Start of DATA FOR THIS EXERCISE

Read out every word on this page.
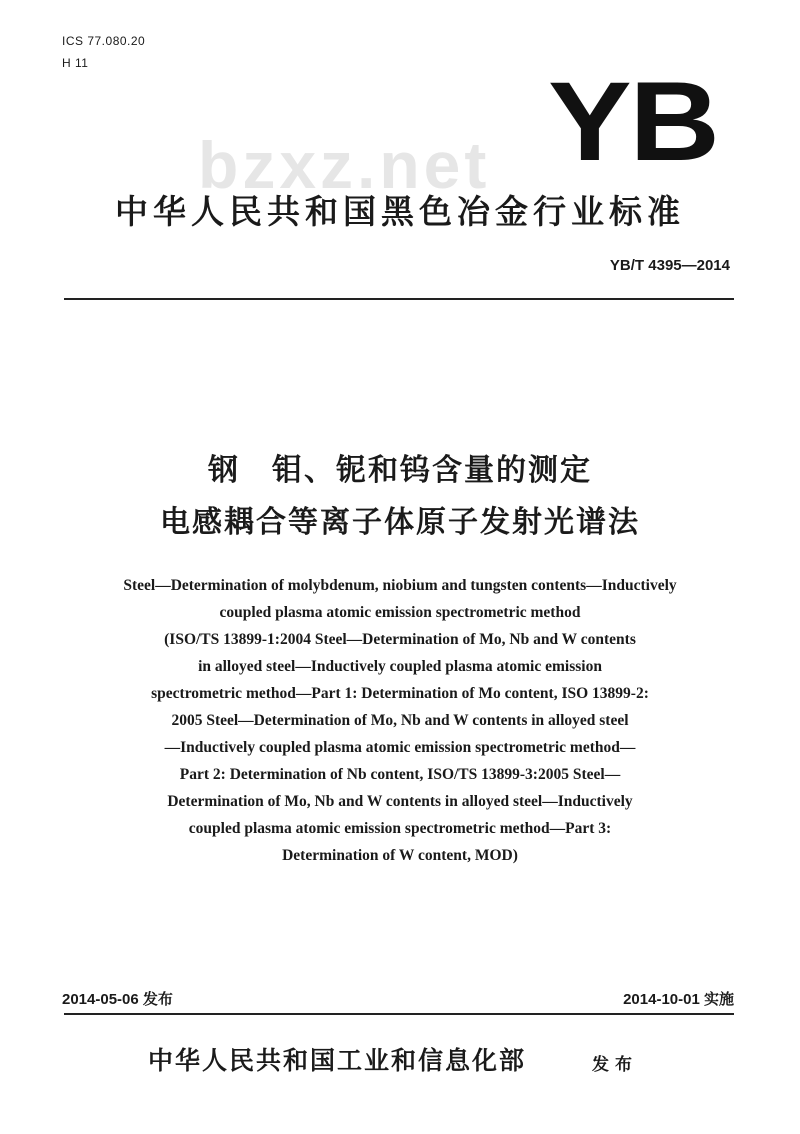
ICS 77.080.20
H 11
bzxz.net YB
中华人民共和国黑色冶金行业标准
YB/T 4395—2014
钢　钼、铌和钨含量的测定
电感耦合等离子体原子发射光谱法
Steel—Determination of molybdenum, niobium and tungsten contents—Inductively
coupled plasma atomic emission spectrometric method
(ISO/TS 13899-1:2004 Steel—Determination of Mo, Nb and W contents
in alloyed steel—Inductively coupled plasma atomic emission
spectrometric method—Part 1: Determination of Mo content, ISO 13899-2:
2005 Steel—Determination of Mo, Nb and W contents in alloyed steel
—Inductively coupled plasma atomic emission spectrometric method—
Part 2: Determination of Nb content, ISO/TS 13899-3:2005 Steel—
Determination of Mo, Nb and W contents in alloyed steel—Inductively
coupled plasma atomic emission spectrometric method—Part 3:
Determination of W content, MOD)
2014-05-06 发布	2014-10-01 实施
中华人民共和国工业和信息化部	发布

End of DATA FOR THIS EXERCISE

WHAT TO DO: Leaving out the pictures, repeat the data above exactly.

SOLUTION TO THIS PROBLEM:
Read out every word on this page.
ICS 77.080.20
H 11
bzxz.net YB
中华人民共和国黑色冶金行业标准
YB/T 4395—2014
钢　钼、铌和钨含量的测定
电感耦合等离子体原子发射光谱法
Steel—Determination of molybdenum, niobium and tungsten contents—Inductively
coupled plasma atomic emission spectrometric method
(ISO/TS 13899-1:2004 Steel—Determination of Mo, Nb and W contents
in alloyed steel—Inductively coupled plasma atomic emission
spectrometric method—Part 1: Determination of Mo content, ISO 13899-2:
2005 Steel—Determination of Mo, Nb and W contents in alloyed steel
—Inductively coupled plasma atomic emission spectrometric method—
Part 2: Determination of Nb content, ISO/TS 13899-3:2005 Steel—
Determination of Mo, Nb and W contents in alloyed steel—Inductively
coupled plasma atomic emission spectrometric method—Part 3:
Determination of W content, MOD)
2014-05-06 发布	2014-10-01 实施
中华人民共和国工业和信息化部	发布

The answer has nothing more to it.